Entries taken from a collection:
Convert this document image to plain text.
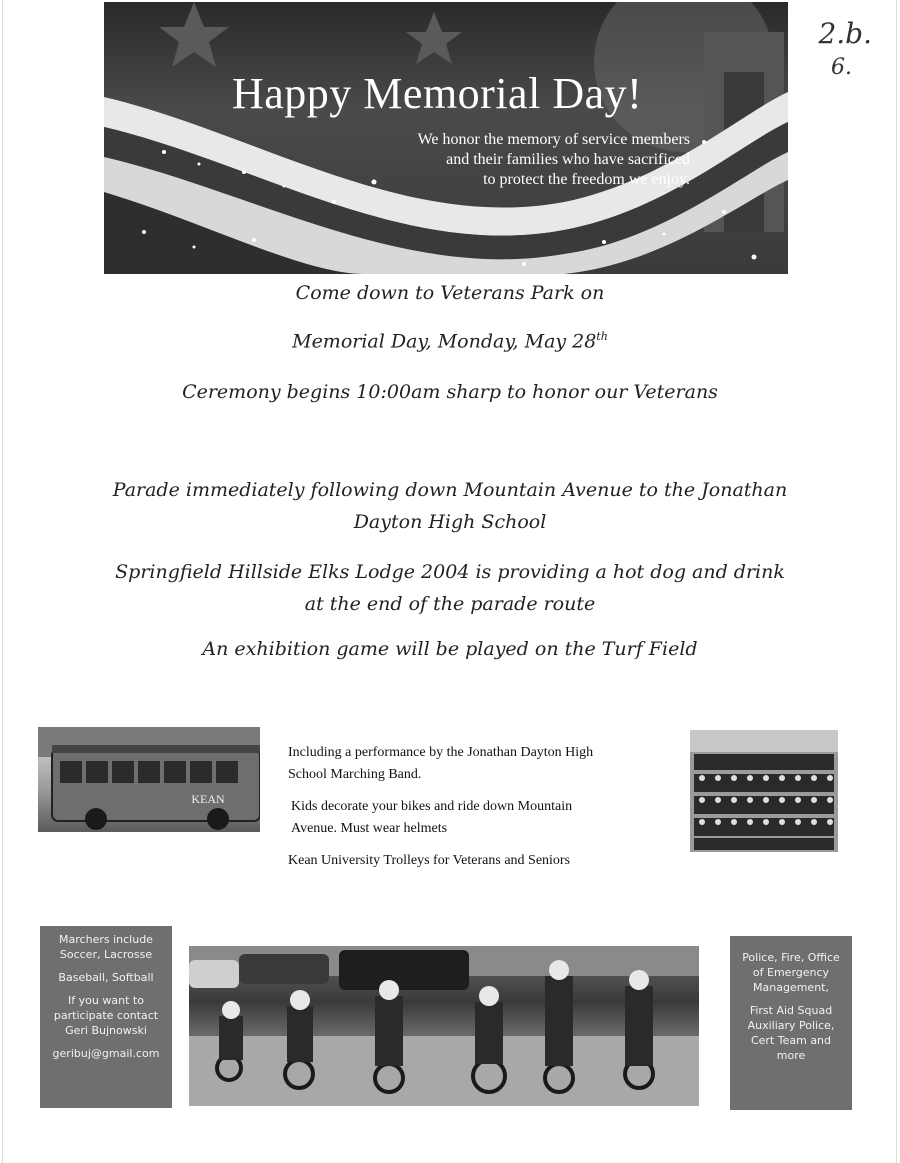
2.b.
6.
Happy Memorial Day!
We honor the memory of service members
and their families who have sacrificed
to protect the freedom we enjoy.
Come down to Veterans Park on
Memorial Day, Monday, May 28th
Ceremony begins 10:00am sharp to honor our Veterans
Parade immediately following down Mountain Avenue to the Jonathan
Dayton High School
Springfield Hillside Elks Lodge 2004 is providing a hot dog and drink
at the end of the parade route
An exhibition game will be played on the Turf Field
KEAN

Including a performance by the Jonathan Dayton High
School Marching Band.

Kids decorate your bikes and ride down Mountain
Avenue. Must wear helmets

Kean University Trolleys for Veterans and Seniors

Marchers include
Soccer, Lacrosse

Baseball, Softball

If you want to
participate contact
Geri Bujnowski

geribuj@gmail.com

Police, Fire, Office
of Emergency
Management,

First Aid Squad
Auxiliary Police,
Cert Team and
more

Problem to solve: Copy every record character for character. Skip the pictures.

Final result:
Convert this document image to plain text.
2.b.
6.
Happy Memorial Day!
We honor the memory of service members
and their families who have sacrificed
to protect the freedom we enjoy.
Come down to Veterans Park on
Memorial Day, Monday, May 28th
Ceremony begins 10:00am sharp to honor our Veterans
Parade immediately following down Mountain Avenue to the Jonathan
Dayton High School
Springfield Hillside Elks Lodge 2004 is providing a hot dog and drink
at the end of the parade route
An exhibition game will be played on the Turf Field
KEAN

Including a performance by the Jonathan Dayton High
School Marching Band.

Kids decorate your bikes and ride down Mountain
Avenue. Must wear helmets

Kean University Trolleys for Veterans and Seniors

Marchers include
Soccer, Lacrosse

Baseball, Softball

If you want to
participate contact
Geri Bujnowski

geribuj@gmail.com

Police, Fire, Office
of Emergency
Management,

First Aid Squad
Auxiliary Police,
Cert Team and
more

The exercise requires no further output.